■ **What is asked**: Copy the lines of the records from the one containing "781, 423, 799]" through the one containing "point — [329, 218, 337, 225]", including both, and nothing else.

■ **Data section**:
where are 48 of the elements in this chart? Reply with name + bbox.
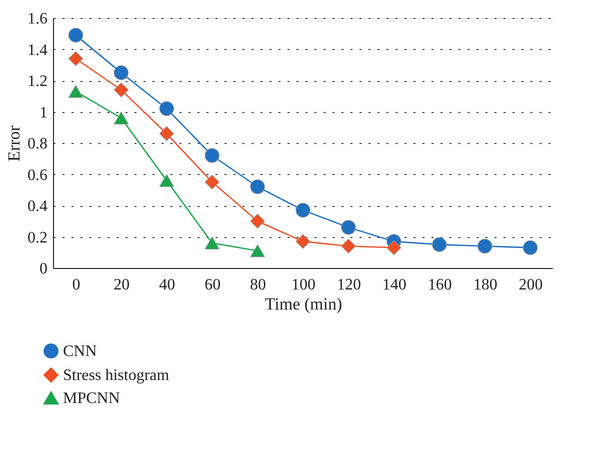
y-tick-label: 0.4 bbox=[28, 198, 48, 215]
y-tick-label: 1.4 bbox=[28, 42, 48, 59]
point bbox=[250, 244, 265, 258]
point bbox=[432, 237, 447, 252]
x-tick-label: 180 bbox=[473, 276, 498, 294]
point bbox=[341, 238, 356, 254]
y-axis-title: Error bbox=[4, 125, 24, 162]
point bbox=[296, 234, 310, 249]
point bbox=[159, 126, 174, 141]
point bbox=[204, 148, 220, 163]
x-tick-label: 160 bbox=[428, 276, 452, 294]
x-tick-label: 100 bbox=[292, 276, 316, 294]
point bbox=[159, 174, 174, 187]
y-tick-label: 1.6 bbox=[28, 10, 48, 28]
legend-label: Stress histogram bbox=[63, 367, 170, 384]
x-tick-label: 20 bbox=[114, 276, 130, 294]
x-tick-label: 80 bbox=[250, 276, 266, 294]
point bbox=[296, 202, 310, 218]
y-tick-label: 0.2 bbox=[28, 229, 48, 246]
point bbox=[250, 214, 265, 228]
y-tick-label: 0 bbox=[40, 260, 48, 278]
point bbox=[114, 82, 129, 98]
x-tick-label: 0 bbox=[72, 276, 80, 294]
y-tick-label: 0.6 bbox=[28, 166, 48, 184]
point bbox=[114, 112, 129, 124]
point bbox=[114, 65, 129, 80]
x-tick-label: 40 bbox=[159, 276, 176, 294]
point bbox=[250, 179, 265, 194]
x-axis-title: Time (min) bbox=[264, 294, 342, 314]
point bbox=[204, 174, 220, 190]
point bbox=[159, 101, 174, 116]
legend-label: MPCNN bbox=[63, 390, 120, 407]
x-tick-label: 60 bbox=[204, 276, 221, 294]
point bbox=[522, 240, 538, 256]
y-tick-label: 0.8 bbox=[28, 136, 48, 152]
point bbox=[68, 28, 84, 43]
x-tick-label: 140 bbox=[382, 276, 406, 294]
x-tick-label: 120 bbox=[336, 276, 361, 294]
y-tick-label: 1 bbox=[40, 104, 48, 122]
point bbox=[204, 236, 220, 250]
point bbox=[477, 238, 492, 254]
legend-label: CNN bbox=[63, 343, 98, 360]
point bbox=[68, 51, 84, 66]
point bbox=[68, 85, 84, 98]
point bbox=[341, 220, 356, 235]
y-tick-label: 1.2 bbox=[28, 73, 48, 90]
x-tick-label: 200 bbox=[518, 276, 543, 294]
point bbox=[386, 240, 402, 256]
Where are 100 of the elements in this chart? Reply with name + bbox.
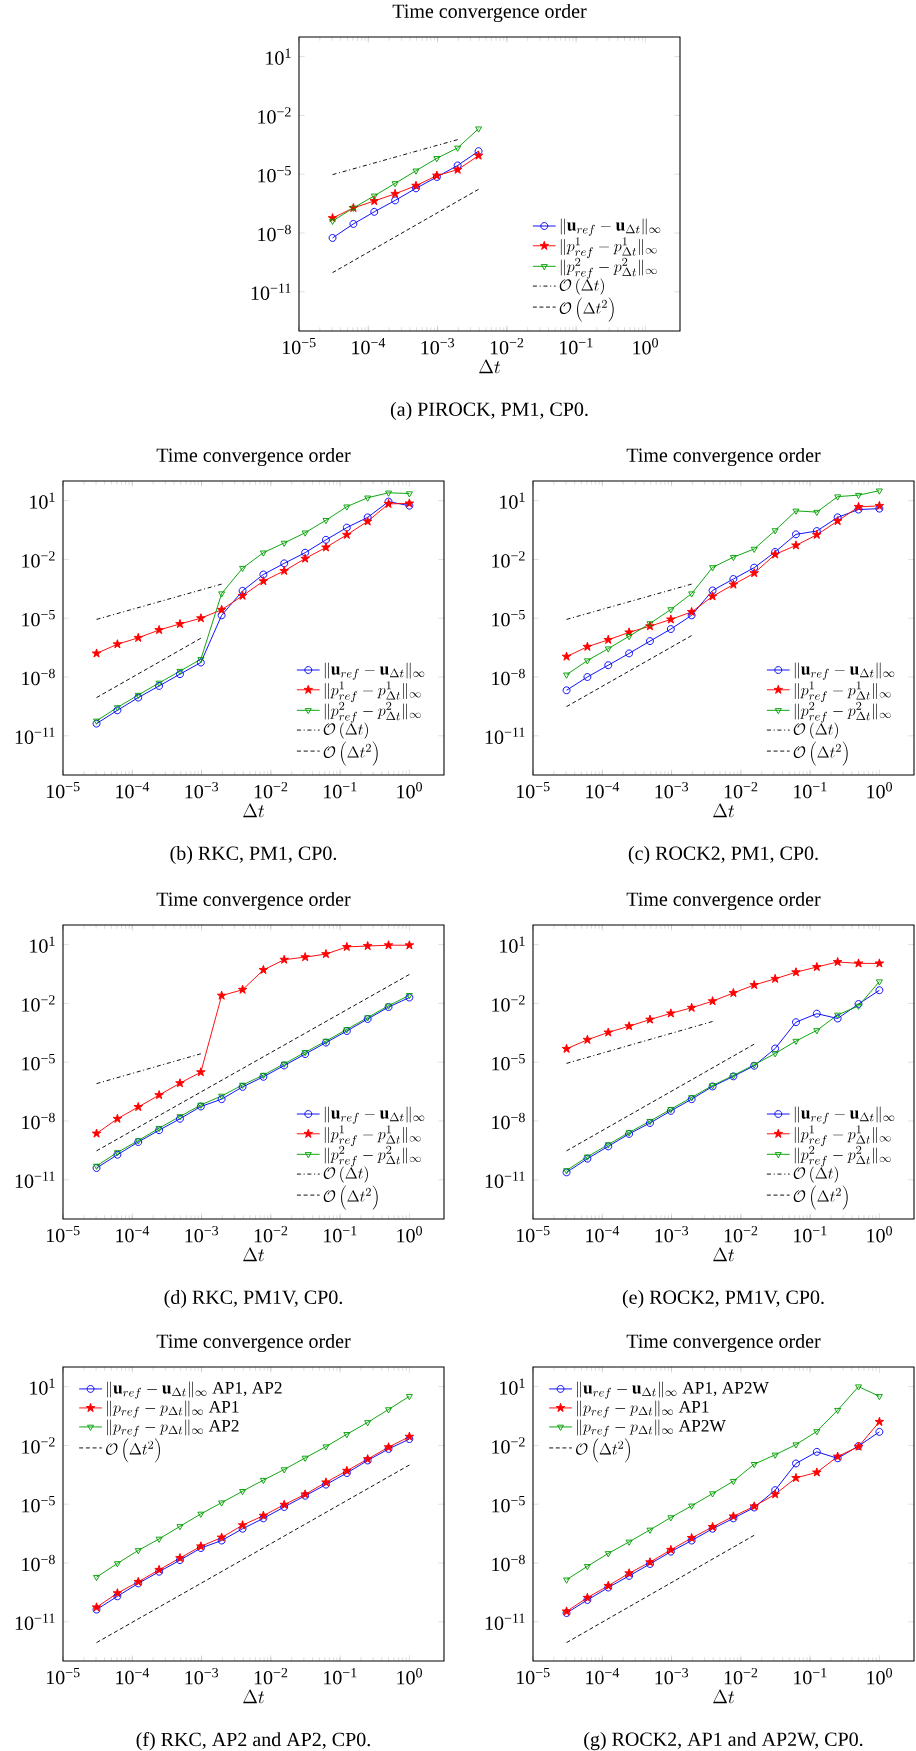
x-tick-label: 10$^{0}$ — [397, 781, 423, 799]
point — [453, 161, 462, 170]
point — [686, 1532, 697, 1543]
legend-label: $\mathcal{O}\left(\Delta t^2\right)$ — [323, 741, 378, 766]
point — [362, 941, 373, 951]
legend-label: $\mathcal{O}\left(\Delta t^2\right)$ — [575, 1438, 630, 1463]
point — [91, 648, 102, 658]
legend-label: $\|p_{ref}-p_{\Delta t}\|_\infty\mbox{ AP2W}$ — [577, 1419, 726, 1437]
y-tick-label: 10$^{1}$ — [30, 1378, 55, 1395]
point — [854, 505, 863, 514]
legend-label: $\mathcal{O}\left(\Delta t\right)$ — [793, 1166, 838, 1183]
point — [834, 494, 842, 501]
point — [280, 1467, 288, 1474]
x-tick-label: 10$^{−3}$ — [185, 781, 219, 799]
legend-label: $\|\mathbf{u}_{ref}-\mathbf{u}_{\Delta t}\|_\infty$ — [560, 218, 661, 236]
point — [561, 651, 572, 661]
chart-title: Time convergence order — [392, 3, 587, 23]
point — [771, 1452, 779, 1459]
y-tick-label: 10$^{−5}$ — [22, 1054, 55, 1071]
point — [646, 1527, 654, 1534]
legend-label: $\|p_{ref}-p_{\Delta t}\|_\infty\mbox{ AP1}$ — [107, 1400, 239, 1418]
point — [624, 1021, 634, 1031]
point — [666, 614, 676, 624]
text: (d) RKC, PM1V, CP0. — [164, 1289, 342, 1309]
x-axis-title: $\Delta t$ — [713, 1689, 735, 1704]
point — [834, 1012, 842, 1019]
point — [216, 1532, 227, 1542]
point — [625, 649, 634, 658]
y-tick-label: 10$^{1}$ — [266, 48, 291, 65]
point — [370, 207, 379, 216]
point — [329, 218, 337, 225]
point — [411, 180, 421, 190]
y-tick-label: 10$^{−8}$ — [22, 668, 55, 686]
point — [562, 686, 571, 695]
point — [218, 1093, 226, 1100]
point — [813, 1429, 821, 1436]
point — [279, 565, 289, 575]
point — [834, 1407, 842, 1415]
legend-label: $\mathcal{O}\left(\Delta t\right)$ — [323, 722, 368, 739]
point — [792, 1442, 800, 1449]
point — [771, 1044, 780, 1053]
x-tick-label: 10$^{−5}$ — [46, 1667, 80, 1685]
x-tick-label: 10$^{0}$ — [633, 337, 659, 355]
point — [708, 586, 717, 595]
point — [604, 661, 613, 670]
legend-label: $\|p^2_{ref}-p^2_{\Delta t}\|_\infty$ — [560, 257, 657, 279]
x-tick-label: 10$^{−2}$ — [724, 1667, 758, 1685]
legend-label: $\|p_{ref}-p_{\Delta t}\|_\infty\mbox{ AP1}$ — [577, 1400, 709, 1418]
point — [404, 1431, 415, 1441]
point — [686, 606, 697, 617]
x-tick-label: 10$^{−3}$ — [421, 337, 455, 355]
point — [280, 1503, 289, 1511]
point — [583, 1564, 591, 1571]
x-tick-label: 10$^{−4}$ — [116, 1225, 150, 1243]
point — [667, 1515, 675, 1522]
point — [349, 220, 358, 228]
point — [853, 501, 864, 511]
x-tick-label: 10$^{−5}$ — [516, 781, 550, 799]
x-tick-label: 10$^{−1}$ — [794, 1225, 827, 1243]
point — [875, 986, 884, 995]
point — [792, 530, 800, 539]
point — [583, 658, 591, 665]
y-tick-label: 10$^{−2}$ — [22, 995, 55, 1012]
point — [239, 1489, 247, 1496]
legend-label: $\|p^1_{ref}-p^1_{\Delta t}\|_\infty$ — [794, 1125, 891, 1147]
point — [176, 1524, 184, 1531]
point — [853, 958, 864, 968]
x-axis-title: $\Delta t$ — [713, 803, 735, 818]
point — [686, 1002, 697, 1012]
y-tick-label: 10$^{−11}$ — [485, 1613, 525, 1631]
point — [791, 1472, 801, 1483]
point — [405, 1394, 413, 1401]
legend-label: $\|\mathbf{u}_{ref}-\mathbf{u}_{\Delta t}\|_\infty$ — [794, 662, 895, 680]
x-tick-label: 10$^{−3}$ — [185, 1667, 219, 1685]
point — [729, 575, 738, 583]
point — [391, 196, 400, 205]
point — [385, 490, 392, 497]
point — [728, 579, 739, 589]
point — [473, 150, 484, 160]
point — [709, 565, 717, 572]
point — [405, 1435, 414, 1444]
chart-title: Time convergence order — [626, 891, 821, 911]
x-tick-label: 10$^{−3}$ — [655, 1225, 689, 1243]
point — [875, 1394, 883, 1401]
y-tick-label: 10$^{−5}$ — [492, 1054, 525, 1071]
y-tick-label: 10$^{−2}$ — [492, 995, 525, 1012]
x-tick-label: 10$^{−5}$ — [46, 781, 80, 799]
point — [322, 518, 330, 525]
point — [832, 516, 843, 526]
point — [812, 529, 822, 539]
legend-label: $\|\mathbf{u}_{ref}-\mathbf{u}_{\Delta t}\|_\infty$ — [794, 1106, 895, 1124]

■ **Solution below**:
x-tick-label: 10$^{0}$ — [397, 781, 423, 799]
point — [453, 161, 462, 170]
point — [686, 1532, 697, 1543]
legend-label: $\mathcal{O}\left(\Delta t^2\right)$ — [323, 741, 378, 766]
point — [362, 941, 373, 951]
legend-label: $\mathcal{O}\left(\Delta t^2\right)$ — [575, 1438, 630, 1463]
point — [91, 648, 102, 658]
legend-label: $\|p_{ref}-p_{\Delta t}\|_\infty\mbox{ AP2W}$ — [577, 1419, 726, 1437]
y-tick-label: 10$^{1}$ — [30, 1378, 55, 1395]
point — [854, 505, 863, 514]
legend-label: $\mathcal{O}\left(\Delta t\right)$ — [793, 1166, 838, 1183]
point — [834, 494, 842, 501]
point — [280, 1467, 288, 1474]
x-tick-label: 10$^{−3}$ — [185, 781, 219, 799]
legend-label: $\|\mathbf{u}_{ref}-\mathbf{u}_{\Delta t}\|_\infty$ — [560, 218, 661, 236]
point — [561, 651, 572, 661]
chart-title: Time convergence order — [392, 3, 587, 23]
point — [771, 1452, 779, 1459]
y-tick-label: 10$^{−5}$ — [22, 1054, 55, 1071]
point — [646, 1527, 654, 1534]
legend-label: $\|p_{ref}-p_{\Delta t}\|_\infty\mbox{ AP1}$ — [107, 1400, 239, 1418]
point — [624, 1021, 634, 1031]
point — [666, 614, 676, 624]
text: (d) RKC, PM1V, CP0. — [164, 1289, 342, 1309]
x-axis-title: $\Delta t$ — [713, 1689, 735, 1704]
point — [834, 1012, 842, 1019]
point — [216, 1532, 227, 1542]
point — [625, 649, 634, 658]
y-tick-label: 10$^{1}$ — [266, 48, 291, 65]
point — [370, 207, 379, 216]
point — [329, 218, 337, 225]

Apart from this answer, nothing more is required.